* [OBJECTIVE] Carry none of the pictures over; write out the complete data exactly.

* [EXTRACTED INFORMATION]
-- start --

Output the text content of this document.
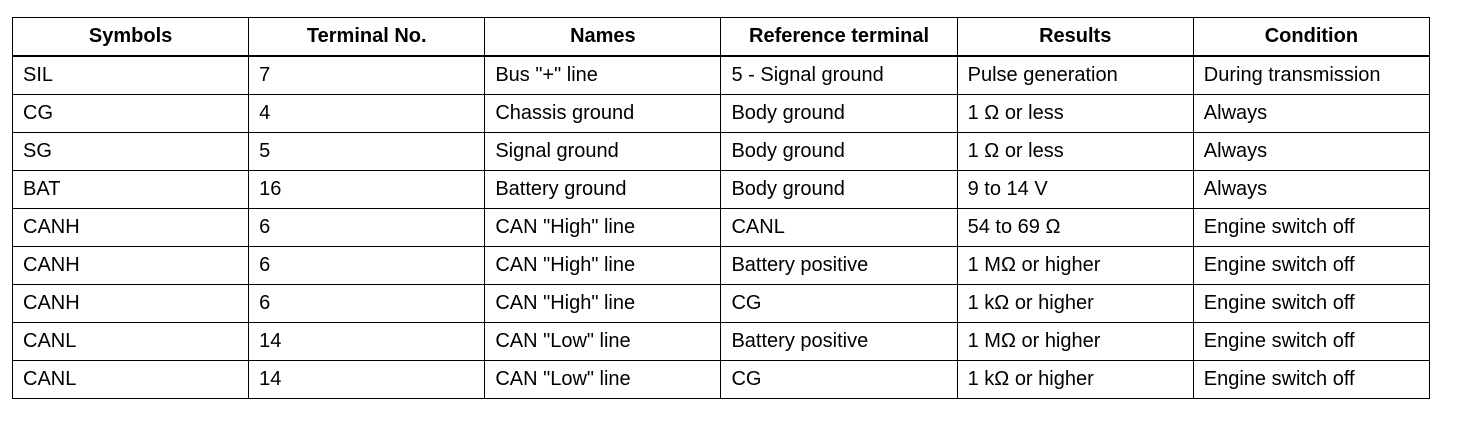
Symbols	Terminal No.	Names	Reference terminal	Results	Condition
SIL	7	Bus "+" line	5 - Signal ground	Pulse generation	During transmission
CG	4	Chassis ground	Body ground	1 Ω or less	Always
SG	5	Signal ground	Body ground	1 Ω or less	Always
BAT	16	Battery ground	Body ground	9 to 14 V	Always
CANH	6	CAN "High" line	CANL	54 to 69 Ω	Engine switch off
CANH	6	CAN "High" line	Battery positive	1 MΩ or higher	Engine switch off
CANH	6	CAN "High" line	CG	1 kΩ or higher	Engine switch off
CANL	14	CAN "Low" line	Battery positive	1 MΩ or higher	Engine switch off
CANL	14	CAN "Low" line	CG	1 kΩ or higher	Engine switch off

-- end --

* [EXERCISE SOLUTION]
Output the text content of this document.
Symbols	Terminal No.	Names	Reference terminal	Results	Condition
SIL	7	Bus "+" line	5 - Signal ground	Pulse generation	During transmission
CG	4	Chassis ground	Body ground	1 Ω or less	Always
SG	5	Signal ground	Body ground	1 Ω or less	Always
BAT	16	Battery ground	Body ground	9 to 14 V	Always
CANH	6	CAN "High" line	CANL	54 to 69 Ω	Engine switch off
CANH	6	CAN "High" line	Battery positive	1 MΩ or higher	Engine switch off
CANH	6	CAN "High" line	CG	1 kΩ or higher	Engine switch off
CANL	14	CAN "Low" line	Battery positive	1 MΩ or higher	Engine switch off
CANL	14	CAN "Low" line	CG	1 kΩ or higher	Engine switch off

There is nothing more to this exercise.